## INFORMAZIONI SUL COMPITO
Riporta senza alcuna modifica la parte del testo sul MotorShow che va da «Un segno dei» fino a «tempi di magra?» incluso.

Un MotorShow… ibrido!

Quello dei veicoli ibridi e della riduzione dei consumi era stato, fino a pochissimi anni fà, un settore di nicchia: nonostante qualche produttore proponesse, in un angolino, dei veicoli a doppia alimentazione, in genere ai Saloni Internazionali venivano presentati solamente i nuovi modelli diesel e benzina destinati al mercato di massa (e di conseguenza, questa scelta si rifletteva poi sulle offerte sostenute nelle concessionarie). Escludendo la Toyota Prius infatti (che dell’ibrido è stata la bandiera per molti anni), cercate di ricordare un altro modello di auto ibrida che vi sia stato proposto dal produttore, suscitando il vostro interesse…

Al MotorShow di quest’anno, invece, i veicoli ecologici (dagli ibridi ai veicoli interamente elettrici) e gli accessori legati alla riduzione di consumi ed emissioni (filtri anti particolati, il sistema on/off di Bosh, …) hanno avuto una parte davvero importante: tranne alcuni stand anacronistici (come quello della Aston Martin, che mostrava ai pochi a cui veniva concesso di entrare nello stand dopo una lunga fila, la sua DB9, un coupé supersportivo da 470 cavalli, equipaggiato da un motore V12, 6 litri di cilindrata, incapace di sputare fuori dagli scarichi meno di 350g di CO2 al chilometro, un consumo da classe G), in quasi tutti gli altri si trovava lo spezzato di un filtro antiparticolato, la comparazione dei consumi dei propri modelli più ecologici, un ampio spazio alle tecnologie ed alle ricerche in materia di riduzione dei consumi e delle emissioni. Il tutto talmente accentuato da riuscire a colpire l’attenzione dei visitatori (o almeno, la mia).
Persino la campagna pubblicitaria dell’evento, seppur non particolarmente aggressiva, ha avuto nell’ecologia un aspetto piuttosto importante.

Un segno dei tempi, oppure solo un tentativo di rispondere alle pesanti ripercussioni che la crisi economica mondiale sta avendo sul settore dell’auto (ripercussioni che invece sono tenute molto ben celate dagli espositori del MotorShow), proponendo ad un mercato ormai saturo (e reso ancora più saturo dagli incentivi alla rottamazione degli ultimi anni) delle soluzioni diverse dalla norma, in grado di sfruttare lo slancio ecologico che la nostra società comincia a sentire e magari affiancandoci la prospettiva di un risparmio economico in tempi di magra?

## VOCI FORNITE
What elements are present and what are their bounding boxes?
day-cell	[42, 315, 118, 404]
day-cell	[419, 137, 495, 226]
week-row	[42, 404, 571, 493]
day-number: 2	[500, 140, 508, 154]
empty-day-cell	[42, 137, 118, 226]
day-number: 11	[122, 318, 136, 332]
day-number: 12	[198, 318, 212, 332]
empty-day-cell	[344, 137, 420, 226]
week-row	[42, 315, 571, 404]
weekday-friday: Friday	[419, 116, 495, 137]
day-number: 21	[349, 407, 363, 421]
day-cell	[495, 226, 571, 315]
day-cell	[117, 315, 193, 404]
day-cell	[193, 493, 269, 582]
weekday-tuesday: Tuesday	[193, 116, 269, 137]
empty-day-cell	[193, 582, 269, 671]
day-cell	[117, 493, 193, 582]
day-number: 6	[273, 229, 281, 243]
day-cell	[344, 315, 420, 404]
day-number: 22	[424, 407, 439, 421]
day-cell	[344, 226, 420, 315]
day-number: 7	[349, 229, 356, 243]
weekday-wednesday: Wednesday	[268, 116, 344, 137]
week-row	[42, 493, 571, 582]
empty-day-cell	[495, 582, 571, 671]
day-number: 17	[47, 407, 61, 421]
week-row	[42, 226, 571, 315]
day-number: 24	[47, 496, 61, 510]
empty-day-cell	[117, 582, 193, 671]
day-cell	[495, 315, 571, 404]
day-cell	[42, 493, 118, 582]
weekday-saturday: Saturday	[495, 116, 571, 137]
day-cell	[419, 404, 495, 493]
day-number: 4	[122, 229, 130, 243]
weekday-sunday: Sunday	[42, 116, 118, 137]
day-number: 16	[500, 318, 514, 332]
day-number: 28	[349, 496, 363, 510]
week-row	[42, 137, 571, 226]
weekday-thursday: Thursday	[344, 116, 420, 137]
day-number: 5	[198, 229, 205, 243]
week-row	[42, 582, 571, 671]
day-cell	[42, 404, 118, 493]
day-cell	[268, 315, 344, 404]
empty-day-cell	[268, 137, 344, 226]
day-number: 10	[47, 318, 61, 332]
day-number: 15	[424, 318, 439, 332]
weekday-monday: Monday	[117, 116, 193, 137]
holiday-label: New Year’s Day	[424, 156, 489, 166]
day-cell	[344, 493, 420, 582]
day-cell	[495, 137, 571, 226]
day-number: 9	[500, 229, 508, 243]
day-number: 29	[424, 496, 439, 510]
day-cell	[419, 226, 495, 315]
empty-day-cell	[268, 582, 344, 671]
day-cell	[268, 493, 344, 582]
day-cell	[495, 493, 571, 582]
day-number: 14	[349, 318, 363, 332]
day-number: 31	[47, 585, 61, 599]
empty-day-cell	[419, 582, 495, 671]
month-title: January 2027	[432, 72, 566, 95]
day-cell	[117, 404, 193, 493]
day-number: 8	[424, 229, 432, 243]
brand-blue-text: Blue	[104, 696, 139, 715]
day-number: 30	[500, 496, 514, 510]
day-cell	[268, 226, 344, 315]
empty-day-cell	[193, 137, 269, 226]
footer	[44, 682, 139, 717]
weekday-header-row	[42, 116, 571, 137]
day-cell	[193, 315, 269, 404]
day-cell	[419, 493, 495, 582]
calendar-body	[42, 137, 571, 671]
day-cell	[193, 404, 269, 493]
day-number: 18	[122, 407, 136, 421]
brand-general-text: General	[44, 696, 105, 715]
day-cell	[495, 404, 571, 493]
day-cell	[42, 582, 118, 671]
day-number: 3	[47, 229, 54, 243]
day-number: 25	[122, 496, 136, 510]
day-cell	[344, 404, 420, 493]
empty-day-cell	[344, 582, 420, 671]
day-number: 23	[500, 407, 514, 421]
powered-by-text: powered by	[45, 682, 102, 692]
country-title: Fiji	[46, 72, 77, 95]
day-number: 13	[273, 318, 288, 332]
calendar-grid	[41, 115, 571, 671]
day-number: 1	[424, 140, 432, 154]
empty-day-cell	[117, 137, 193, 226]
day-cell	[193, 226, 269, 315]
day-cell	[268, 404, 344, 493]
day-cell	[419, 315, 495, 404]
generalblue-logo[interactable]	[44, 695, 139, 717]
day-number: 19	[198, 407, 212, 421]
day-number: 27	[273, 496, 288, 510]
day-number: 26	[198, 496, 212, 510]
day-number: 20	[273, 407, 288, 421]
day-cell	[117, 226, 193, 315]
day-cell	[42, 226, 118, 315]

## RISPOSTA FINALE
Un segno dei tempi, oppure solo un tentativo di rispondere alle pesanti ripercussioni che la crisi economica mondiale sta avendo sul settore dell’auto (ripercussioni che invece sono tenute molto ben celate dagli espositori del MotorShow), proponendo ad un mercato ormai saturo (e reso ancora più saturo dagli incentivi alla rottamazione degli ultimi anni) delle soluzioni diverse dalla norma, in grado di sfruttare lo slancio ecologico che la nostra società comincia a sentire e magari affiancandoci la prospettiva di un risparmio economico in tempi di magra?